Requirement:
Please repeat each line of the listing below word for word, leaving out the pictures.

Raw data:

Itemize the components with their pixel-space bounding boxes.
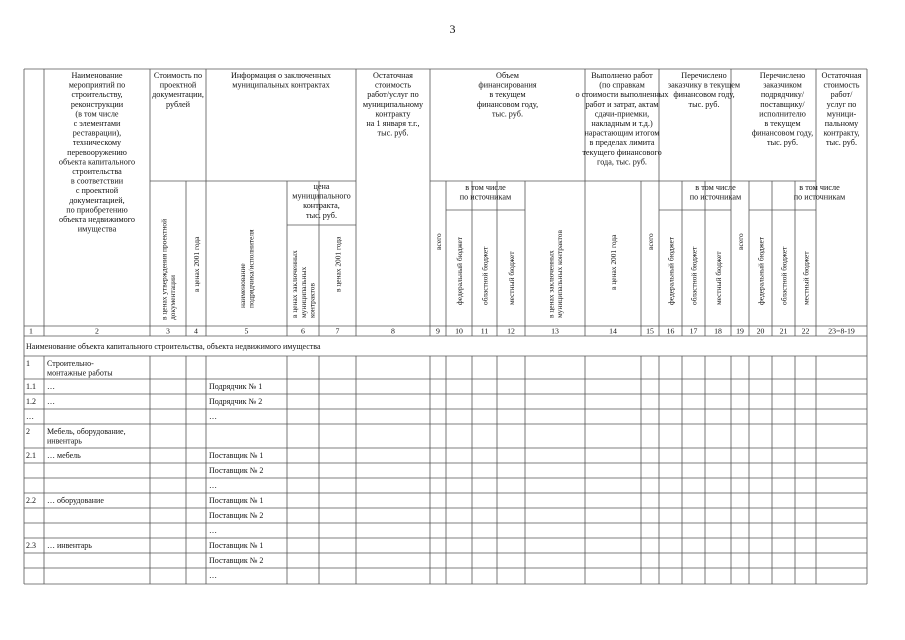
row-number: 1.1 [26, 382, 36, 391]
column-number: 5 [244, 326, 249, 336]
row-number: 1 [26, 359, 30, 368]
row-contractor: … [209, 481, 217, 490]
column-number: 22 [801, 326, 810, 336]
column-number: 14 [609, 326, 617, 336]
row-number: 1.2 [26, 397, 36, 406]
vheader-4: в ценах 2001 года [191, 236, 201, 292]
row-name: Строительно- [47, 359, 94, 368]
header-transferred-customer: Перечислено заказчику в текущем финансовом году, тыс. руб. [667, 71, 741, 109]
column-number: 7 [335, 326, 340, 336]
row-number: 2.3 [26, 541, 36, 550]
row-contractor: Поставщик № 2 [209, 466, 264, 475]
column-number: 20 [756, 326, 765, 336]
header-price: цена муниципального контракта, тыс. руб. [292, 182, 351, 220]
row-name: … оборудование [47, 496, 104, 505]
vheader-3: в ценах утверждения проектнойдокументации [159, 218, 178, 320]
header-transferred-contractor: Перечислено заказчиком подрядчику/ поставщику/ исполнителю в текущем финансовом году, тыс. руб. [751, 71, 814, 148]
vheader-loc-2: местный бюджет [713, 251, 723, 305]
header-last: Остаточная стоимость работ/ услуг по муници-пальному контракту, тыс. руб. [821, 71, 862, 148]
row-contractor: … [209, 412, 217, 421]
row-name: … инвентарь [47, 541, 92, 550]
vheader-total-3: всего [735, 233, 745, 250]
vheader-loc-3: местный бюджет [801, 251, 811, 305]
header-completed: Выполнено работ (по справкам о стоимости выполненных работ и затрат, актам сдачи-приемки, накладным и т.д.) нарастающим итогом в пределах лимита текущего финансового года, тыс. руб. [575, 71, 669, 167]
column-number: 12 [507, 326, 515, 336]
page-number: 3 [449, 22, 456, 36]
header-remaining: Остаточная стоимость работ/услуг по муниципальному контракту на 1 января т.г., тыс. руб. [362, 71, 424, 138]
row-contractor: … [209, 526, 217, 535]
row-contractor: Поставщик № 2 [209, 511, 264, 520]
vheader-13: в ценах заключенныхмуниципальных контрактов [546, 230, 565, 318]
header-c2: Наименование мероприятий по строительству, реконструкции (в том числе с элементами реставрации), техническому перевооружению объекта капитального строительства в соответствии с проектной документацией, по приобретению объекта недвижимого имущества [58, 71, 136, 234]
vheader-total-2: всего [645, 233, 655, 250]
column-number: 2 [95, 326, 99, 336]
row-name: … мебель [47, 451, 81, 460]
column-number: 9 [436, 326, 440, 336]
header-incl-t1: в том числе по источникам [689, 183, 742, 202]
row-number: 2.2 [26, 496, 36, 505]
column-number: 18 [714, 326, 722, 336]
vheader-total: всего [433, 233, 443, 250]
column-number: 13 [551, 326, 559, 336]
column-number: 3 [166, 326, 170, 336]
vheader-fed: федеральный бюджет [454, 236, 464, 305]
header-contracts: Информация о заключенных муниципальных контрактах [231, 71, 331, 90]
row-contractor: Подрядчик № 1 [209, 382, 263, 391]
vheader-fed-3: федеральный бюджет [756, 236, 766, 305]
column-number: 8 [391, 326, 395, 336]
row-name: … [47, 382, 55, 391]
row-contractor: … [209, 571, 217, 580]
column-number: 11 [480, 326, 489, 336]
column-number: 15 [646, 326, 654, 336]
column-number: 21 [779, 326, 788, 336]
row-name: Мебель, оборудование, [47, 427, 126, 436]
vheader-7: в ценах 2001 года [333, 236, 343, 292]
column-number: 6 [301, 326, 305, 336]
row-contractor: Поставщик № 2 [209, 556, 264, 565]
header-incl-t2: в том числе по источникам [793, 183, 846, 202]
column-number: 19 [736, 326, 744, 336]
section-title: Наименование объекта капитального строительства, объекта недвижимого имущества [26, 342, 321, 351]
column-number: 1 [29, 326, 33, 336]
column-number: 23=8-19 [828, 326, 855, 336]
vheader-reg-2: областной бюджет [689, 246, 699, 305]
column-number: 10 [455, 326, 463, 336]
header-financing: Объем финансирования в текущем финансовом году, тыс. руб. [476, 71, 539, 119]
header-incl-fin: в том числе по источникам [459, 183, 512, 202]
row-name: монтажные работы [47, 368, 113, 378]
vheader-loc: местный бюджет [506, 251, 516, 305]
vheader-6: в ценах заключенныхмуниципальныхконтрактов [290, 250, 317, 318]
vheader-5: наименованиеподрядчика/исполнителя [238, 229, 256, 308]
row-contractor: Поставщик № 1 [209, 541, 264, 550]
row-number: 2.1 [26, 451, 36, 460]
row-contractor: Поставщик № 1 [209, 451, 264, 460]
vheader-reg-3: областной бюджет [779, 246, 789, 305]
vheader-14: в ценах 2001 года [608, 234, 618, 290]
row-number: 2 [26, 427, 30, 436]
header-cost: Стоимость по проектной документации, рублей [152, 71, 204, 109]
vheader-reg: областной бюджет [480, 246, 490, 305]
row-number: … [26, 412, 34, 421]
column-number: 17 [689, 326, 698, 336]
row-name: инвентарь [47, 436, 82, 446]
column-number: 4 [194, 326, 198, 336]
vheader-fed-2: федеральный бюджет [666, 236, 676, 305]
row-name: … [47, 397, 55, 406]
row-contractor: Подрядчик № 2 [209, 397, 263, 406]
column-number: 16 [666, 326, 675, 336]
row-contractor: Поставщик № 1 [209, 496, 264, 505]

Solution to the problem:
Itemize the components with their pixel-space bounding boxes.
row-number: 1.1 [26, 382, 36, 391]
column-number: 5 [244, 326, 249, 336]
row-number: 1 [26, 359, 30, 368]
row-contractor: … [209, 481, 217, 490]
column-number: 22 [801, 326, 810, 336]
column-number: 14 [609, 326, 617, 336]
row-number: 1.2 [26, 397, 36, 406]
vheader-4: в ценах 2001 года [191, 236, 201, 292]
row-name: Строительно- [47, 359, 94, 368]
header-transferred-customer: Перечислено заказчику в текущем финансовом году, тыс. руб. [667, 71, 741, 109]
column-number: 7 [335, 326, 340, 336]
row-number: 2.3 [26, 541, 36, 550]
row-contractor: Поставщик № 2 [209, 466, 264, 475]
column-number: 20 [756, 326, 765, 336]
header-price: цена муниципального контракта, тыс. руб. [292, 182, 351, 220]
row-name: … оборудование [47, 496, 104, 505]
vheader-3: в ценах утверждения проектнойдокументации [159, 218, 178, 320]
header-transferred-contractor: Перечислено заказчиком подрядчику/ поставщику/ исполнителю в текущем финансовом году, тыс. руб. [751, 71, 814, 148]
vheader-loc-2: местный бюджет [713, 251, 723, 305]
header-last: Остаточная стоимость работ/ услуг по муници-пальному контракту, тыс. руб. [821, 71, 862, 148]
row-contractor: … [209, 412, 217, 421]
row-name: … инвентарь [47, 541, 92, 550]
vheader-total-3: всего [735, 233, 745, 250]
vheader-loc-3: местный бюджет [801, 251, 811, 305]
header-completed: Выполнено работ (по справкам о стоимости выполненных работ и затрат, актам сдачи-приемки, накладным и т.д.) нарастающим итогом в пределах лимита текущего финансового года, тыс. руб. [575, 71, 669, 167]
column-number: 12 [507, 326, 515, 336]
page-number: 3 [449, 22, 456, 36]
header-remaining: Остаточная стоимость работ/услуг по муниципальному контракту на 1 января т.г., тыс. руб. [362, 71, 424, 138]
row-contractor: … [209, 526, 217, 535]
row-contractor: Поставщик № 2 [209, 511, 264, 520]
vheader-13: в ценах заключенныхмуниципальных контрактов [546, 230, 565, 318]
header-c2: Наименование мероприятий по строительству, реконструкции (в том числе с элементами реставрации), техническому перевооружению объекта капитального строительства в соответствии с проектной документацией, по приобретению объекта недвижимого имущества [58, 71, 136, 234]
vheader-total-2: всего [645, 233, 655, 250]
column-number: 2 [95, 326, 99, 336]
row-name: … мебель [47, 451, 81, 460]
column-number: 9 [436, 326, 440, 336]
header-incl-t1: в том числе по источникам [689, 183, 742, 202]
row-number: 2.2 [26, 496, 36, 505]
column-number: 18 [714, 326, 722, 336]
vheader-total: всего [433, 233, 443, 250]
column-number: 13 [551, 326, 559, 336]
column-number: 3 [166, 326, 170, 336]
vheader-fed: федеральный бюджет [454, 236, 464, 305]
header-contracts: Информация о заключенных муниципальных контрактах [231, 71, 331, 90]
row-contractor: Подрядчик № 1 [209, 382, 263, 391]
vheader-fed-3: федеральный бюджет [756, 236, 766, 305]
column-number: 8 [391, 326, 395, 336]
row-name: … [47, 382, 55, 391]
row-contractor: … [209, 571, 217, 580]
column-number: 11 [480, 326, 489, 336]
column-number: 15 [646, 326, 654, 336]
column-number: 21 [779, 326, 788, 336]
row-name: Мебель, оборудование, [47, 427, 126, 436]
vheader-7: в ценах 2001 года [333, 236, 343, 292]
column-number: 6 [301, 326, 305, 336]
row-contractor: Поставщик № 2 [209, 556, 264, 565]
header-incl-t2: в том числе по источникам [793, 183, 846, 202]
column-number: 19 [736, 326, 744, 336]
section-title: Наименование объекта капитального строительства, объекта недвижимого имущества [26, 342, 321, 351]
column-number: 1 [29, 326, 33, 336]
column-number: 23=8-19 [828, 326, 855, 336]
vheader-reg-2: областной бюджет [689, 246, 699, 305]
column-number: 10 [455, 326, 463, 336]
header-financing: Объем финансирования в текущем финансовом году, тыс. руб. [476, 71, 539, 119]
header-incl-fin: в том числе по источникам [459, 183, 512, 202]
row-name: монтажные работы [47, 368, 113, 378]
vheader-loc: местный бюджет [506, 251, 516, 305]
vheader-6: в ценах заключенныхмуниципальныхконтрактов [290, 250, 317, 318]
vheader-5: наименованиеподрядчика/исполнителя [238, 229, 256, 308]
row-contractor: Поставщик № 1 [209, 541, 264, 550]
row-number: 2.1 [26, 451, 36, 460]
row-contractor: Поставщик № 1 [209, 451, 264, 460]
vheader-reg-3: областной бюджет [779, 246, 789, 305]
vheader-14: в ценах 2001 года [608, 234, 618, 290]
row-number: 2 [26, 427, 30, 436]
header-cost: Стоимость по проектной документации, рублей [152, 71, 204, 109]
vheader-reg: областной бюджет [480, 246, 490, 305]
row-number: … [26, 412, 34, 421]
column-number: 17 [689, 326, 698, 336]
row-name: инвентарь [47, 436, 82, 446]
column-number: 4 [194, 326, 198, 336]
vheader-fed-2: федеральный бюджет [666, 236, 676, 305]
row-name: … [47, 397, 55, 406]
row-contractor: Подрядчик № 2 [209, 397, 263, 406]
column-number: 16 [666, 326, 675, 336]
row-contractor: Поставщик № 1 [209, 496, 264, 505]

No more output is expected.